Give again, word for word, the part of the .Net Core transition article starting at "A little over" and ending at "on the way.".

▸ Document excerpt
============================================================

Handling Large Technology Changes Successfully: A Transition to .Net Core

Dave Musicant
DraftKings Engineering
11 min readSep 29, 2020
Two paths, technology and developer experience where we can make improvements, e.g. .Net Framework to Core on Linux and K8s
Modernization Paths

A little over a year ago DraftKings engineering identified an opportunity to target some of our key business objectives: lower costs, increase scalability, application flexibility and improve developer efficiency. This scope expanded when we merged with SB Tech and started to think about integrating our software, platforms and people. We knew it required more than simple code changes to turn this into an enterprise solution. If we tried to tackle all issues at once, we’d fail and stunt the engineering organization’s growth. After a deeper dive, we learned we would have to focus significantly on improving not only the technology, but our developer experience to achieve our objectives. It was important that these paths not have an end goal, but rather a direction and philosophy. This approach allowed us to pivot as needed along either path in response to lessons learned on the way.

Changes In The Real World

We quickly identified our starting point as the core technologies underlying all of our micro-services: .Net Framework and NServiceKit. With our target identified, we started doing some research and got excited — almost every article on migrating to .Net Core indicated it was relatively simple and straightforward. There were a few deprecated packages but otherwise, transitioning a service would take an hour or so.

In a large engineering organization, however, you inevitably end up with hundreds of services with custom code, varying patterns and libraries. Adding to that complexity, our teams have packed roadmaps. Our products evolve very quickly and our engineers do not have much time to take on large technology shifts. We also operate in a highly regulated environment. We cannot simply update code and deploy it. We have to go through a rigorous testing process and in some cases get approvals for releases from regulators. These challenges require a more intentional plan and a stepped-approach to a technology upgrade.

============================================================

▸ Dataset entries
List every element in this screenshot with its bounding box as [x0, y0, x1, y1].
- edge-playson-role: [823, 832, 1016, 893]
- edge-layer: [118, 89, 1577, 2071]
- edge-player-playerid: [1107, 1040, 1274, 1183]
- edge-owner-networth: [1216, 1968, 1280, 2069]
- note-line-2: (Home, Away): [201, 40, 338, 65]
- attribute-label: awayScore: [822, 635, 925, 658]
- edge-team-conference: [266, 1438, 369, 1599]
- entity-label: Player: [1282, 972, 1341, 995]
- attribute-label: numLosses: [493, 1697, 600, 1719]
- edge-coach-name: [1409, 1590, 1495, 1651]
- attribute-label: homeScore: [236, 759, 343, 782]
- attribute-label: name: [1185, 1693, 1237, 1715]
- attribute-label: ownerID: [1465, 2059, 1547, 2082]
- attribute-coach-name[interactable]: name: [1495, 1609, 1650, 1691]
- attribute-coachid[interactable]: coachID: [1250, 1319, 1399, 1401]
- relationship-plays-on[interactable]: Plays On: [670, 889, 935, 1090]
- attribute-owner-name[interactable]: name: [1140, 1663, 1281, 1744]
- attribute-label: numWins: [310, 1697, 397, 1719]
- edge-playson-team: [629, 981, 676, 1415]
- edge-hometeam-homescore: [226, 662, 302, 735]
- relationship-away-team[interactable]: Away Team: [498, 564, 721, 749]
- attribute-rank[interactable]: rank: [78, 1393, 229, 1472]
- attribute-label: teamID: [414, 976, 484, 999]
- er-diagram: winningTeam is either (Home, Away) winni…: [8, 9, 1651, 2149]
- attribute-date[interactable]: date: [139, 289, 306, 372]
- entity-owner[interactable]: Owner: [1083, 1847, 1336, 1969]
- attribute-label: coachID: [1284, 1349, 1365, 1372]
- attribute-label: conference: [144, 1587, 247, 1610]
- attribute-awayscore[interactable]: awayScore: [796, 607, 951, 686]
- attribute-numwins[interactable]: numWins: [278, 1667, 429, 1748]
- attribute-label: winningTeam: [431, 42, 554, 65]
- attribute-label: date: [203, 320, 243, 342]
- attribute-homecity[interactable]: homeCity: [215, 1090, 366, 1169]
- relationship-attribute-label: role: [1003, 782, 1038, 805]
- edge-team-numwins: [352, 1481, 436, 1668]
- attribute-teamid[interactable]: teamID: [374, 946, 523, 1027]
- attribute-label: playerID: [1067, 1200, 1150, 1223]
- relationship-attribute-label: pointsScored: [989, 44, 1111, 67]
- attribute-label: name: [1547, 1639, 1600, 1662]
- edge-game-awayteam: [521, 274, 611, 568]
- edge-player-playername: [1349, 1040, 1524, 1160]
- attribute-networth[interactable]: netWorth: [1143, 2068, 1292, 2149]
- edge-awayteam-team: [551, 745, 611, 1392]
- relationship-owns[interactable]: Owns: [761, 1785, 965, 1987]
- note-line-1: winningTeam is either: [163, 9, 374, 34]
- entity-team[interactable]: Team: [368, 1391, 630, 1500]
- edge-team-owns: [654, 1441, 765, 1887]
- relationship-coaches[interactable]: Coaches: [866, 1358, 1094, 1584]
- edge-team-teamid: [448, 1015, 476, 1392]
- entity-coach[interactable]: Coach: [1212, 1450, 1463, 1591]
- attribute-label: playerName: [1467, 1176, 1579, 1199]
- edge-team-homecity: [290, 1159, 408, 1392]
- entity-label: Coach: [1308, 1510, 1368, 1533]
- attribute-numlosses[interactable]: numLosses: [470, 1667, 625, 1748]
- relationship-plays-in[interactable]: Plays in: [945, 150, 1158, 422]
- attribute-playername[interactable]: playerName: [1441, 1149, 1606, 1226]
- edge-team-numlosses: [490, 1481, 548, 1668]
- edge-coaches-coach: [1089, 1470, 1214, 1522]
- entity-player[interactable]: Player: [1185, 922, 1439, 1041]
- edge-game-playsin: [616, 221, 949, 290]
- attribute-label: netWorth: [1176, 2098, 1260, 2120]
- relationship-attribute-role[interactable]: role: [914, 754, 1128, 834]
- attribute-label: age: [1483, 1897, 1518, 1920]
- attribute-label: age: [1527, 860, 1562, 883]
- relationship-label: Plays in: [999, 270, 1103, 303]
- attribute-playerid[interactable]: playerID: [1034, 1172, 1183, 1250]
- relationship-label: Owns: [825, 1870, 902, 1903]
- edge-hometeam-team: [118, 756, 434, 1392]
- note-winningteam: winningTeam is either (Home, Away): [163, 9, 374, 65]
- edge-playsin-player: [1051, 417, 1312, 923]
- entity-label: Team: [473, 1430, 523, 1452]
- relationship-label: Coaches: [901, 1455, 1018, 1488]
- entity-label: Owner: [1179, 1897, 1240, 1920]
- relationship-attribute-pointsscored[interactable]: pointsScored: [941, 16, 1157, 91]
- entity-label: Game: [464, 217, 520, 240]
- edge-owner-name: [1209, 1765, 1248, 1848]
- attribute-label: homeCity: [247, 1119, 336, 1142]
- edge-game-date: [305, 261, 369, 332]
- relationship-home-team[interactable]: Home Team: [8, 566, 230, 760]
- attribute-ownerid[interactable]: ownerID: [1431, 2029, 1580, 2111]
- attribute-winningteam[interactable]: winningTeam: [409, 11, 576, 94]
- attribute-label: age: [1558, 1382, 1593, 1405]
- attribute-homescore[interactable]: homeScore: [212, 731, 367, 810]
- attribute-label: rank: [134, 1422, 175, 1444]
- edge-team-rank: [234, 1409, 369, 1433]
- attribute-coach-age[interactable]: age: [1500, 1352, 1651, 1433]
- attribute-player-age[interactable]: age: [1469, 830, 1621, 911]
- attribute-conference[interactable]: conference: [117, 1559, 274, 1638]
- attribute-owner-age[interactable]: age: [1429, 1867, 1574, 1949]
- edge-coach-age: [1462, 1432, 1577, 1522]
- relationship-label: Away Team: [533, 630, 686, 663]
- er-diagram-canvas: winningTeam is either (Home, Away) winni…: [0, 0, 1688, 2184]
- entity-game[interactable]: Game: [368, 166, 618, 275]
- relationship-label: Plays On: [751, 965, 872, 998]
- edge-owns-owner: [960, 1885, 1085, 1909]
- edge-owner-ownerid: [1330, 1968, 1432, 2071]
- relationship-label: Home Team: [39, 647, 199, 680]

============================================================

▸ Task response
A little over a year ago DraftKings engineering identified an opportunity to target some of our key business objectives: lower costs, increase scalability, application flexibility and improve developer efficiency. This scope expanded when we merged with SB Tech and started to think about integrating our software, platforms and people. We knew it required more than simple code changes to turn this into an enterprise solution. If we tried to tackle all issues at once, we’d fail and stunt the engineering organization’s growth. After a deeper dive, we learned we would have to focus significantly on improving not only the technology, but our developer experience to achieve our objectives. It was important that these paths not have an end goal, but rather a direction and philosophy. This approach allowed us to pivot as needed along either path in response to lessons learned on the way.